Short problem> Repeat the listing in full, preserving every character.

(Collected data entries)

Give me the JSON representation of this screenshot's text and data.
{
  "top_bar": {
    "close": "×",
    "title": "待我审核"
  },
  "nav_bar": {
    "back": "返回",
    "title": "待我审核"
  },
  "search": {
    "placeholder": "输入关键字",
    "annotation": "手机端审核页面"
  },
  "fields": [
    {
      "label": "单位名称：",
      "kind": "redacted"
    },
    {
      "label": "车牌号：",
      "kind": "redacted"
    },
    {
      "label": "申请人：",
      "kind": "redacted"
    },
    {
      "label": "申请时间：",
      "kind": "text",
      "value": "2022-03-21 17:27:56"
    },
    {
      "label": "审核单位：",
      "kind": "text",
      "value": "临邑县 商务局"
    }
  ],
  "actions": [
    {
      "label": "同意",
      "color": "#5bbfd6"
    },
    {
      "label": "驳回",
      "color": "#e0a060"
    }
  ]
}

Solved exercise>
Give me the JSON representation of this screenshot's text and data.
{
  "top_bar": {
    "close": "×",
    "title": "待我审核"
  },
  "nav_bar": {
    "back": "返回",
    "title": "待我审核"
  },
  "search": {
    "placeholder": "输入关键字",
    "annotation": "手机端审核页面"
  },
  "fields": [
    {
      "label": "单位名称：",
      "kind": "redacted"
    },
    {
      "label": "车牌号：",
      "kind": "redacted"
    },
    {
      "label": "申请人：",
      "kind": "redacted"
    },
    {
      "label": "申请时间：",
      "kind": "text",
      "value": "2022-03-21 17:27:56"
    },
    {
      "label": "审核单位：",
      "kind": "text",
      "value": "临邑县 商务局"
    }
  ],
  "actions": [
    {
      "label": "同意",
      "color": "#5bbfd6"
    },
    {
      "label": "驳回",
      "color": "#e0a060"
    }
  ]
}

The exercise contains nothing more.